PROBLEM TO WORK ON:
Give back the full listing, character for character, with no pictures.
[begin INPUT RECORDS]
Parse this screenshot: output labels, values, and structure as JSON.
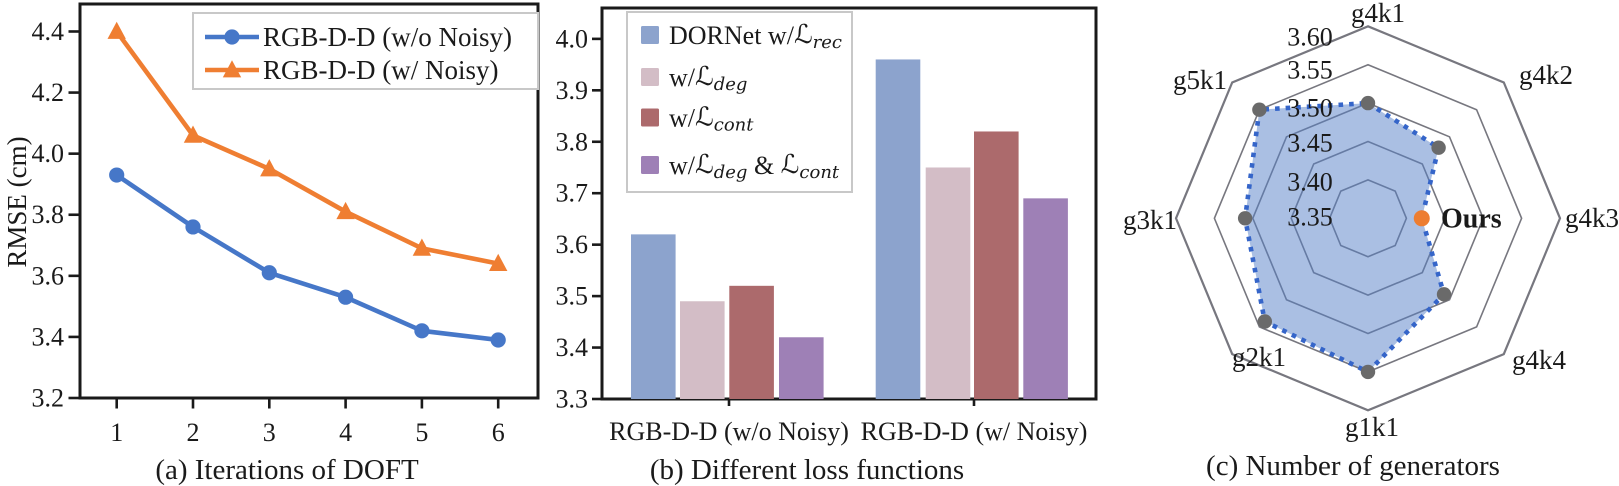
{
  "figure": {
    "background": "#ffffff",
    "text_color": "#1a1a1a",
    "axis_color": "#1a1a1a",
    "legend_border_color": "#c8c8c8"
  },
  "chart_data": [
    {
      "id": "iterations-of-doft",
      "type": "line",
      "caption": "(a) Iterations of DOFT",
      "ylabel": "RMSE (cm)",
      "x": [
        1,
        2,
        3,
        4,
        5,
        6
      ],
      "xticks": [
        "1",
        "2",
        "3",
        "4",
        "5",
        "6"
      ],
      "yticks": [
        "3.2",
        "3.4",
        "3.6",
        "3.8",
        "4.0",
        "4.2",
        "4.4"
      ],
      "ylim": [
        3.2,
        4.49
      ],
      "grid": false,
      "legend_position": "top-right",
      "series": [
        {
          "name": "RGB-D-D (w/o Noisy)",
          "color": "#4677C8",
          "marker": "circle",
          "values": [
            3.93,
            3.76,
            3.61,
            3.53,
            3.42,
            3.39
          ]
        },
        {
          "name": "RGB-D-D (w/ Noisy)",
          "color": "#EF7E32",
          "marker": "triangle",
          "values": [
            4.4,
            4.06,
            3.95,
            3.81,
            3.69,
            3.64
          ]
        }
      ]
    },
    {
      "id": "different-loss-functions",
      "type": "bar",
      "caption": "(b) Different loss functions",
      "categories": [
        "RGB-D-D (w/o Noisy)",
        "RGB-D-D (w/ Noisy)"
      ],
      "yticks": [
        "3.3",
        "3.4",
        "3.5",
        "3.6",
        "3.7",
        "3.8",
        "3.9",
        "4.0"
      ],
      "ylim": [
        3.3,
        4.06
      ],
      "grid": false,
      "legend_position": "top-left",
      "series": [
        {
          "name": "DORNet w/L_rec",
          "color": "#8CA3CD",
          "values": [
            3.62,
            3.96
          ],
          "label_segments": [
            {
              "t": "DORNet w/"
            },
            {
              "m": "ℒ"
            },
            {
              "s": "rec"
            }
          ]
        },
        {
          "name": "w/L_deg",
          "color": "#D3BDC6",
          "values": [
            3.49,
            3.75
          ],
          "label_segments": [
            {
              "t": "w/"
            },
            {
              "m": "ℒ"
            },
            {
              "s": "deg"
            }
          ]
        },
        {
          "name": "w/L_cont",
          "color": "#AC6A6C",
          "values": [
            3.52,
            3.82
          ],
          "label_segments": [
            {
              "t": "w/"
            },
            {
              "m": "ℒ"
            },
            {
              "s": "cont"
            }
          ]
        },
        {
          "name": "w/L_deg & L_cont",
          "color": "#9E80B6",
          "values": [
            3.42,
            3.69
          ],
          "label_segments": [
            {
              "t": "w/"
            },
            {
              "m": "ℒ"
            },
            {
              "s": "deg"
            },
            {
              "t": " & "
            },
            {
              "m": "ℒ"
            },
            {
              "s": "cont"
            }
          ]
        }
      ]
    },
    {
      "id": "number-of-generators",
      "type": "radar",
      "caption": "(c) Number of generators",
      "axes": [
        "g4k1",
        "g4k2",
        "g4k3",
        "g4k4",
        "g1k1",
        "g2k1",
        "g3k1",
        "g5k1"
      ],
      "values": [
        3.5,
        3.48,
        3.42,
        3.49,
        3.55,
        3.54,
        3.51,
        3.55
      ],
      "rticks": [
        "3.60",
        "3.55",
        "3.50",
        "3.45",
        "3.40",
        "3.35"
      ],
      "rlim": [
        3.35,
        3.6
      ],
      "rings": [
        3.4,
        3.45,
        3.5,
        3.55,
        3.6
      ],
      "ring_color": "#77777F",
      "fill_color": "#5580C8",
      "outline_color": "#3565C9",
      "dot_color": "#6A6A6A",
      "ours": {
        "label": "Ours",
        "axis": "g4k3",
        "value": 3.42,
        "color": "#ED7D31"
      }
    }
  ]
}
[end INPUT RECORDS]
FULL SOLUTION:
Parse this screenshot: output labels, values, and structure as JSON.
{
  "figure": {
    "background": "#ffffff",
    "text_color": "#1a1a1a",
    "axis_color": "#1a1a1a",
    "legend_border_color": "#c8c8c8"
  },
  "chart_data": [
    {
      "id": "iterations-of-doft",
      "type": "line",
      "caption": "(a) Iterations of DOFT",
      "ylabel": "RMSE (cm)",
      "x": [
        1,
        2,
        3,
        4,
        5,
        6
      ],
      "xticks": [
        "1",
        "2",
        "3",
        "4",
        "5",
        "6"
      ],
      "yticks": [
        "3.2",
        "3.4",
        "3.6",
        "3.8",
        "4.0",
        "4.2",
        "4.4"
      ],
      "ylim": [
        3.2,
        4.49
      ],
      "grid": false,
      "legend_position": "top-right",
      "series": [
        {
          "name": "RGB-D-D (w/o Noisy)",
          "color": "#4677C8",
          "marker": "circle",
          "values": [
            3.93,
            3.76,
            3.61,
            3.53,
            3.42,
            3.39
          ]
        },
        {
          "name": "RGB-D-D (w/ Noisy)",
          "color": "#EF7E32",
          "marker": "triangle",
          "values": [
            4.4,
            4.06,
            3.95,
            3.81,
            3.69,
            3.64
          ]
        }
      ]
    },
    {
      "id": "different-loss-functions",
      "type": "bar",
      "caption": "(b) Different loss functions",
      "categories": [
        "RGB-D-D (w/o Noisy)",
        "RGB-D-D (w/ Noisy)"
      ],
      "yticks": [
        "3.3",
        "3.4",
        "3.5",
        "3.6",
        "3.7",
        "3.8",
        "3.9",
        "4.0"
      ],
      "ylim": [
        3.3,
        4.06
      ],
      "grid": false,
      "legend_position": "top-left",
      "series": [
        {
          "name": "DORNet w/L_rec",
          "color": "#8CA3CD",
          "values": [
            3.62,
            3.96
          ],
          "label_segments": [
            {
              "t": "DORNet w/"
            },
            {
              "m": "ℒ"
            },
            {
              "s": "rec"
            }
          ]
        },
        {
          "name": "w/L_deg",
          "color": "#D3BDC6",
          "values": [
            3.49,
            3.75
          ],
          "label_segments": [
            {
              "t": "w/"
            },
            {
              "m": "ℒ"
            },
            {
              "s": "deg"
            }
          ]
        },
        {
          "name": "w/L_cont",
          "color": "#AC6A6C",
          "values": [
            3.52,
            3.82
          ],
          "label_segments": [
            {
              "t": "w/"
            },
            {
              "m": "ℒ"
            },
            {
              "s": "cont"
            }
          ]
        },
        {
          "name": "w/L_deg & L_cont",
          "color": "#9E80B6",
          "values": [
            3.42,
            3.69
          ],
          "label_segments": [
            {
              "t": "w/"
            },
            {
              "m": "ℒ"
            },
            {
              "s": "deg"
            },
            {
              "t": " & "
            },
            {
              "m": "ℒ"
            },
            {
              "s": "cont"
            }
          ]
        }
      ]
    },
    {
      "id": "number-of-generators",
      "type": "radar",
      "caption": "(c) Number of generators",
      "axes": [
        "g4k1",
        "g4k2",
        "g4k3",
        "g4k4",
        "g1k1",
        "g2k1",
        "g3k1",
        "g5k1"
      ],
      "values": [
        3.5,
        3.48,
        3.42,
        3.49,
        3.55,
        3.54,
        3.51,
        3.55
      ],
      "rticks": [
        "3.60",
        "3.55",
        "3.50",
        "3.45",
        "3.40",
        "3.35"
      ],
      "rlim": [
        3.35,
        3.6
      ],
      "rings": [
        3.4,
        3.45,
        3.5,
        3.55,
        3.6
      ],
      "ring_color": "#77777F",
      "fill_color": "#5580C8",
      "outline_color": "#3565C9",
      "dot_color": "#6A6A6A",
      "ours": {
        "label": "Ours",
        "axis": "g4k3",
        "value": 3.42,
        "color": "#ED7D31"
      }
    }
  ]
}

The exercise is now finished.